### Task:
Assemble all lines in which the string "Thông" appears.
======== Records provided ========
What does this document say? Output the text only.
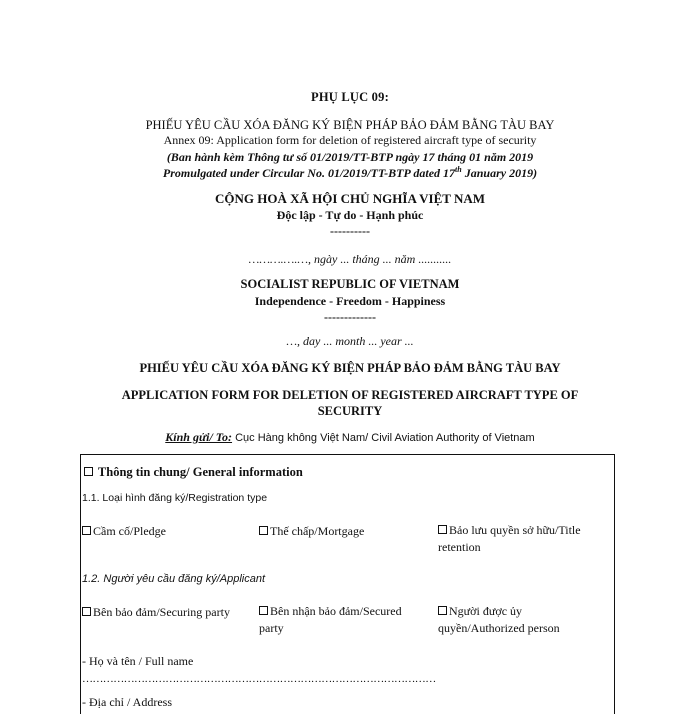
PHỤ LỤC 09:
PHIẾU YÊU CẦU XÓA ĐĂNG KÝ BIỆN PHÁP BẢO ĐẢM BẰNG TÀU BAY
Annex 09: Application form for deletion of registered aircraft type of security
(Ban hành kèm Thông tư số 01/2019/TT-BTP ngày 17 tháng 01 năm 2019
Promulgated under Circular No. 01/2019/TT-BTP dated 17th January 2019)
CỘNG HOÀ XÃ HỘI CHỦ NGHĨA VIỆT NAM
Độc lập - Tự do - Hạnh phúc
----------
……….….…, ngày ... tháng ... năm ...........
SOCIALIST REPUBLIC OF VIETNAM
Independence - Freedom - Happiness
-------------
…, day ... month ... year ...
PHIẾU YÊU CẦU XÓA ĐĂNG KÝ BIỆN PHÁP BẢO ĐẢM BẰNG TÀU BAY
APPLICATION FORM FOR DELETION OF REGISTERED AIRCRAFT TYPE OF
SECURITY
Kính gửi/ To: Cục Hàng không Việt Nam/ Civil Aviation Authority of Vietnam
Thông tin chung/ General information
1.1. Loại hình đăng ký/Registration type
Cầm cố/Pledge	Thế chấp/Mortgage	Bảo lưu quyền sở hữu/Title retention
1.2. Người yêu cầu đăng ký/Applicant
Bên bảo đảm/Securing party	Bên nhận bảo đảm/Secured party
Người được ủy quyền/Authorized person
- Họ và tên / Full name
…………………………………………………………………………………………
- Địa chỉ / Address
========
### Worked solution:
(Ban hành kèm Thông tư số 01/2019/TT-BTP ngày 17 tháng 01 năm 2019
Thông tin chung/ General information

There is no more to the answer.